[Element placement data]
* Start *

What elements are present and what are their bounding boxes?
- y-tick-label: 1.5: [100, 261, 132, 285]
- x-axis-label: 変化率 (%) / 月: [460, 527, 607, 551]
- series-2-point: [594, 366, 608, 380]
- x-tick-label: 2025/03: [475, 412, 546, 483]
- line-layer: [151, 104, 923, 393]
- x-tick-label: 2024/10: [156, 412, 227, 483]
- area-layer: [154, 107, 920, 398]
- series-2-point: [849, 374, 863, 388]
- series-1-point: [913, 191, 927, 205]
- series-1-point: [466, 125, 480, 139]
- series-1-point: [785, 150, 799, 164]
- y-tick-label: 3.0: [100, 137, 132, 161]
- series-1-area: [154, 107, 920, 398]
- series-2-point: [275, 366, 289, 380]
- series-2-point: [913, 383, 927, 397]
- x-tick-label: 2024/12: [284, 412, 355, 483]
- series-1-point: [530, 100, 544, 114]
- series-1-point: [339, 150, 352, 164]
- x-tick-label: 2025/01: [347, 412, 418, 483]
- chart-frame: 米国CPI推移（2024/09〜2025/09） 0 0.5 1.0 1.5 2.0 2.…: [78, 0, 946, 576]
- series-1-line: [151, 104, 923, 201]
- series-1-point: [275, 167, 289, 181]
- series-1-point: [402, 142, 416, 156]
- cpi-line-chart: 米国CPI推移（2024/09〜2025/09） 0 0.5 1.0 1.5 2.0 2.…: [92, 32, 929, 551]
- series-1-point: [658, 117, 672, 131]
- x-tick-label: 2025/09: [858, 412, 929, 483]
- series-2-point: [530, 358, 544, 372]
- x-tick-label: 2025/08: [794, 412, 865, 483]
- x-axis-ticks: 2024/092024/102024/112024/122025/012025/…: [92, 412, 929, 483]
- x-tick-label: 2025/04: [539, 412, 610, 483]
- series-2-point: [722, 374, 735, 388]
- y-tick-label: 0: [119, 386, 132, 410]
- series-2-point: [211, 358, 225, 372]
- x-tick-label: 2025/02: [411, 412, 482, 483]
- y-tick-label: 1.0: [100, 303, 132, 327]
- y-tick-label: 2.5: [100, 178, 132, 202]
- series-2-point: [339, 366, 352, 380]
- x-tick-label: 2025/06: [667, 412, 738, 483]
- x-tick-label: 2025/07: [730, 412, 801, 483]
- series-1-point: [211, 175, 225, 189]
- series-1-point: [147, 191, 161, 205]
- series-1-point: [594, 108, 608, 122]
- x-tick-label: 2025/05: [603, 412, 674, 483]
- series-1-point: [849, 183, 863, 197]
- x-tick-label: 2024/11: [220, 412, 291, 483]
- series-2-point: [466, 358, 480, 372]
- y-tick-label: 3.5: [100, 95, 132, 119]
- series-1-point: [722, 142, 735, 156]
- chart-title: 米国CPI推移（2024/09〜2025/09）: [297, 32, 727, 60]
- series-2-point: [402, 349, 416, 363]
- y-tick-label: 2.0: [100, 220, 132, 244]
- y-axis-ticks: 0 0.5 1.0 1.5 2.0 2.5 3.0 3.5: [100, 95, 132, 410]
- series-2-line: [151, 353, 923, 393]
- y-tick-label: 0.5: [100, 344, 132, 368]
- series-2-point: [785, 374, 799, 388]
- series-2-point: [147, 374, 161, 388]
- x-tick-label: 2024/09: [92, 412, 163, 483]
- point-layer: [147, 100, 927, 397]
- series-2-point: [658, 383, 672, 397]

* End *

DESCRIPTION OF THE TASK:
Locate every line above that contains the string "chart", treating uppercase and lowercase as different, and copy each of those lines in full.

WORKED ANSWER:
- chart-frame: 米国CPI推移（2024/09〜2025/09） 0 0.5 1.0 1.5 2.0 2.…: [78, 0, 946, 576]
- cpi-line-chart: 米国CPI推移（2024/09〜2025/09） 0 0.5 1.0 1.5 2.0 2.…: [92, 32, 929, 551]
- chart-title: 米国CPI推移（2024/09〜2025/09）: [297, 32, 727, 60]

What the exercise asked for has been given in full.